[Records about charts and figures]
--- BEGIN ---
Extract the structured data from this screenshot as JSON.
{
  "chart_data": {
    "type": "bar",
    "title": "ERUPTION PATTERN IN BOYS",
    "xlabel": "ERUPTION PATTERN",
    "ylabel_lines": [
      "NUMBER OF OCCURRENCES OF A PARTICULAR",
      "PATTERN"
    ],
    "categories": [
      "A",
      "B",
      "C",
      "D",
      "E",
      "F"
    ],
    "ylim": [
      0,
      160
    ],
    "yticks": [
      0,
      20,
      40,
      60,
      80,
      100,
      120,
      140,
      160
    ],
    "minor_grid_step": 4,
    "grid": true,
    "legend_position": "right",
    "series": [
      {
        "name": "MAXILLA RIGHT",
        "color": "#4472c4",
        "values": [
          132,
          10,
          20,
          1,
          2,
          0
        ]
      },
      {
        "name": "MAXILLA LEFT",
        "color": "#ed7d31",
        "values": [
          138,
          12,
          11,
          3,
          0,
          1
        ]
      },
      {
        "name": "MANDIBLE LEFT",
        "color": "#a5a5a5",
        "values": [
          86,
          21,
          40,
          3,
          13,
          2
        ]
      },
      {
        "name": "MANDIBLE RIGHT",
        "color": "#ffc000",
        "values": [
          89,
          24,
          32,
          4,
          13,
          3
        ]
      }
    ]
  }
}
--- END ---
**TASK DIRECTIONS:** Each record above must be given again exactly.

**RESULT:**
Extract the structured data from this screenshot as JSON.
{
  "chart_data": {
    "type": "bar",
    "title": "ERUPTION PATTERN IN BOYS",
    "xlabel": "ERUPTION PATTERN",
    "ylabel_lines": [
      "NUMBER OF OCCURRENCES OF A PARTICULAR",
      "PATTERN"
    ],
    "categories": [
      "A",
      "B",
      "C",
      "D",
      "E",
      "F"
    ],
    "ylim": [
      0,
      160
    ],
    "yticks": [
      0,
      20,
      40,
      60,
      80,
      100,
      120,
      140,
      160
    ],
    "minor_grid_step": 4,
    "grid": true,
    "legend_position": "right",
    "series": [
      {
        "name": "MAXILLA RIGHT",
        "color": "#4472c4",
        "values": [
          132,
          10,
          20,
          1,
          2,
          0
        ]
      },
      {
        "name": "MAXILLA LEFT",
        "color": "#ed7d31",
        "values": [
          138,
          12,
          11,
          3,
          0,
          1
        ]
      },
      {
        "name": "MANDIBLE LEFT",
        "color": "#a5a5a5",
        "values": [
          86,
          21,
          40,
          3,
          13,
          2
        ]
      },
      {
        "name": "MANDIBLE RIGHT",
        "color": "#ffc000",
        "values": [
          89,
          24,
          32,
          4,
          13,
          3
        ]
      }
    ]
  }
}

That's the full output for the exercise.